Transcribe every record as it stands and set the images aside.

# # # # #

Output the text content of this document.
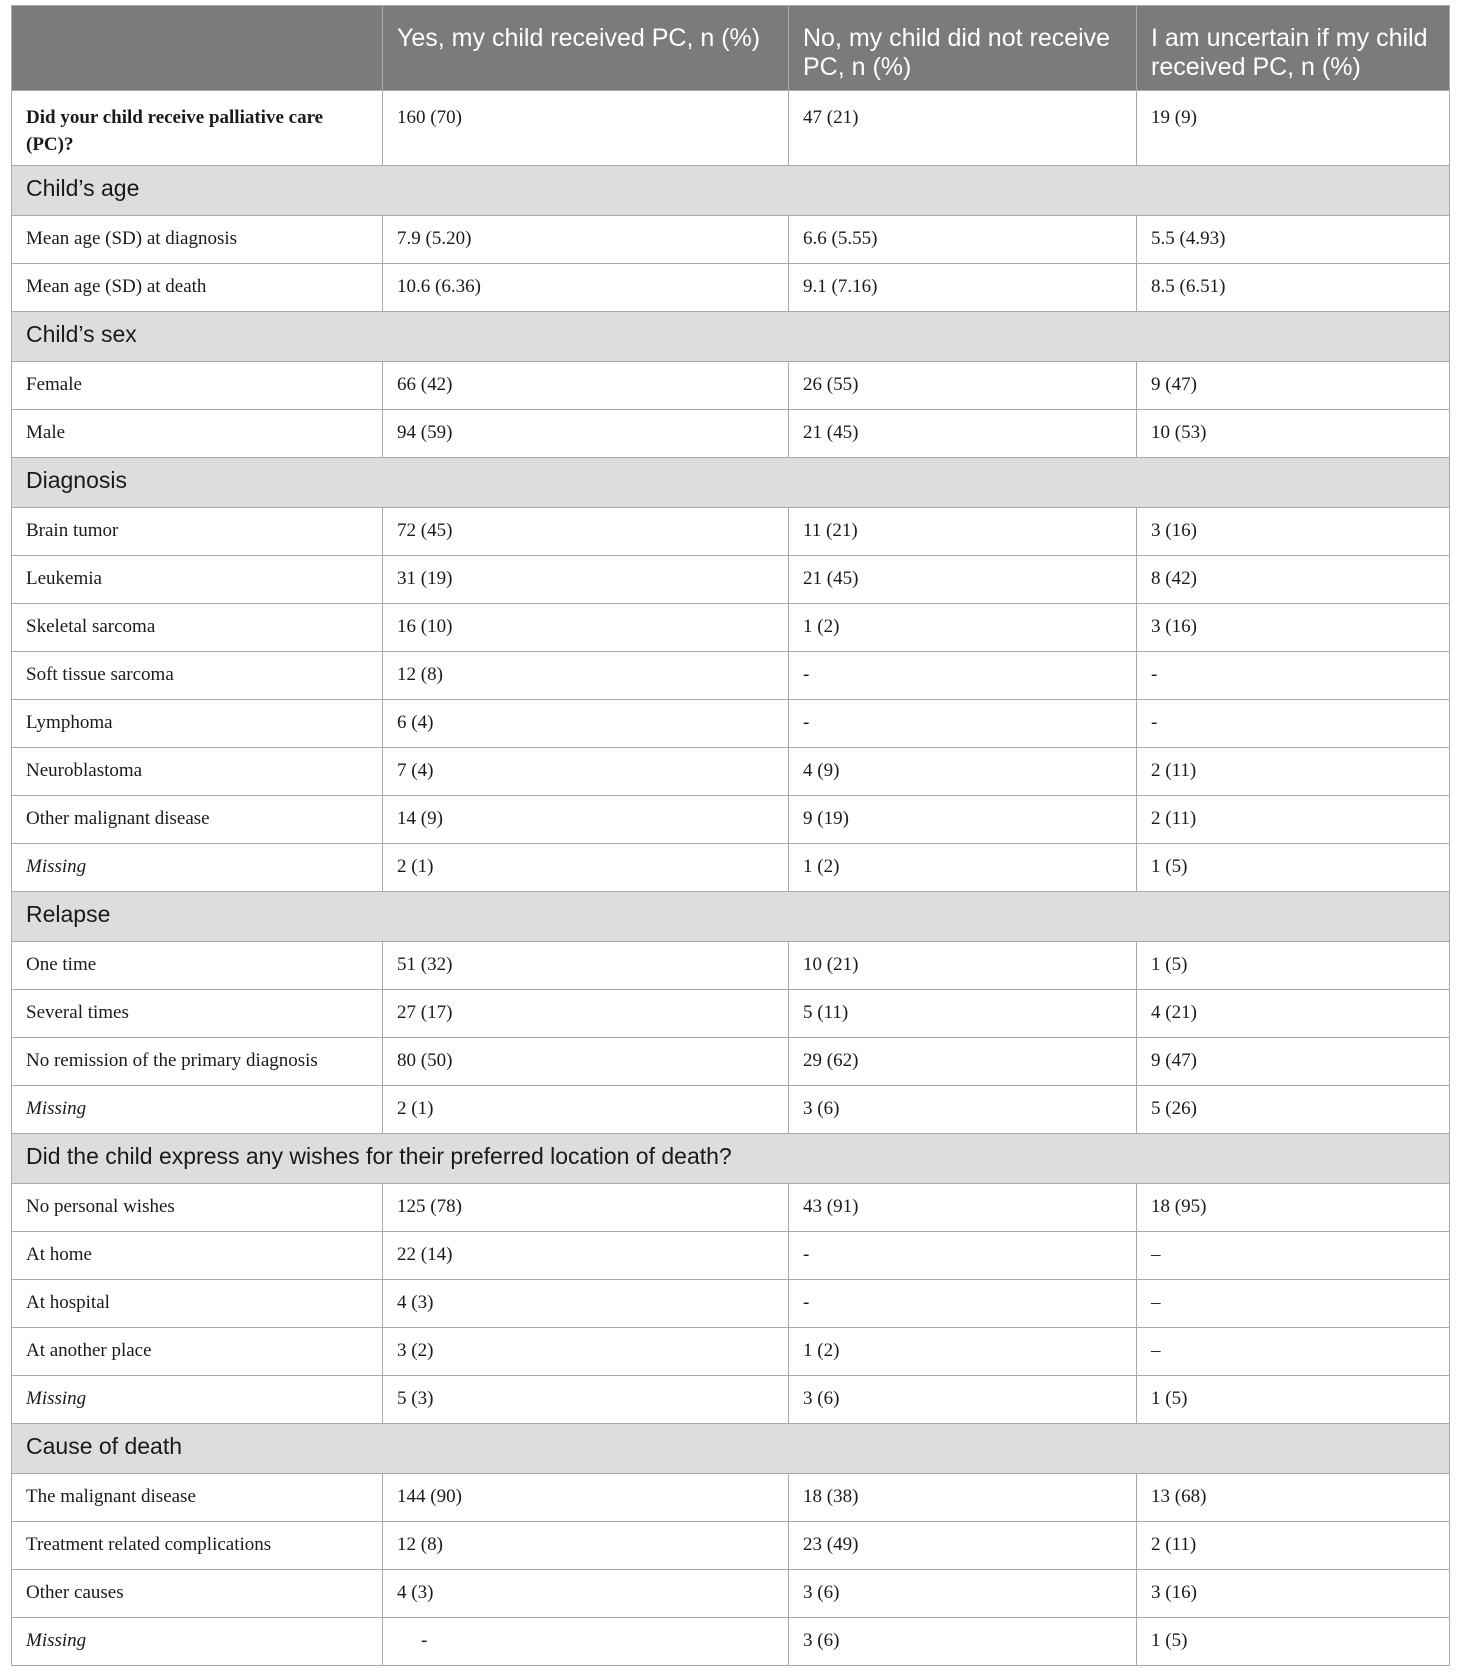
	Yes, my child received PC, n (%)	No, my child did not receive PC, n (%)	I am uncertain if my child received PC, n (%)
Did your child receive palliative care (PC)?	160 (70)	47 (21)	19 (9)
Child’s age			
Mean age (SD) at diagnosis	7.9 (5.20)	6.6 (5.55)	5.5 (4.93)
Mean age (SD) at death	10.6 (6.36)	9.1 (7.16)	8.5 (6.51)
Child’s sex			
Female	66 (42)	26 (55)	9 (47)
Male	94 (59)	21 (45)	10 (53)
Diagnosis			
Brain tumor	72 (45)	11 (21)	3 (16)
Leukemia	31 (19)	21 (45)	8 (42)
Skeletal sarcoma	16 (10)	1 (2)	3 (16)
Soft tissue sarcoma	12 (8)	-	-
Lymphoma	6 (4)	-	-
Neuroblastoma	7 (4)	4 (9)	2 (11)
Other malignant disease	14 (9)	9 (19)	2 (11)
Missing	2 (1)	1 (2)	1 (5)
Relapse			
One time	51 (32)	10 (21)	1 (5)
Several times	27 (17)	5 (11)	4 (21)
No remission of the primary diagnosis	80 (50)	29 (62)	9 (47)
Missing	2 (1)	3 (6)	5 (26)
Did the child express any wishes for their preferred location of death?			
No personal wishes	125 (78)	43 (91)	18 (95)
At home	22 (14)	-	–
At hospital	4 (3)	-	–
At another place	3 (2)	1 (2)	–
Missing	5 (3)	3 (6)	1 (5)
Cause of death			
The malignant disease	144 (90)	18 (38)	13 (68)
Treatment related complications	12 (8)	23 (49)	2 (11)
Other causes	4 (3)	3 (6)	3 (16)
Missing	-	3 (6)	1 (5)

# # # # #

Result below ▸
Output the text content of this document.
	Yes, my child received PC, n (%)	No, my child did not receive PC, n (%)	I am uncertain if my child received PC, n (%)
Did your child receive palliative care (PC)?	160 (70)	47 (21)	19 (9)
Child’s age			
Mean age (SD) at diagnosis	7.9 (5.20)	6.6 (5.55)	5.5 (4.93)
Mean age (SD) at death	10.6 (6.36)	9.1 (7.16)	8.5 (6.51)
Child’s sex			
Female	66 (42)	26 (55)	9 (47)
Male	94 (59)	21 (45)	10 (53)
Diagnosis			
Brain tumor	72 (45)	11 (21)	3 (16)
Leukemia	31 (19)	21 (45)	8 (42)
Skeletal sarcoma	16 (10)	1 (2)	3 (16)
Soft tissue sarcoma	12 (8)	-	-
Lymphoma	6 (4)	-	-
Neuroblastoma	7 (4)	4 (9)	2 (11)
Other malignant disease	14 (9)	9 (19)	2 (11)
Missing	2 (1)	1 (2)	1 (5)
Relapse			
One time	51 (32)	10 (21)	1 (5)
Several times	27 (17)	5 (11)	4 (21)
No remission of the primary diagnosis	80 (50)	29 (62)	9 (47)
Missing	2 (1)	3 (6)	5 (26)
Did the child express any wishes for their preferred location of death?			
No personal wishes	125 (78)	43 (91)	18 (95)
At home	22 (14)	-	–
At hospital	4 (3)	-	–
At another place	3 (2)	1 (2)	–
Missing	5 (3)	3 (6)	1 (5)
Cause of death			
The malignant disease	144 (90)	18 (38)	13 (68)
Treatment related complications	12 (8)	23 (49)	2 (11)
Other causes	4 (3)	3 (6)	3 (16)
Missing	-	3 (6)	1 (5)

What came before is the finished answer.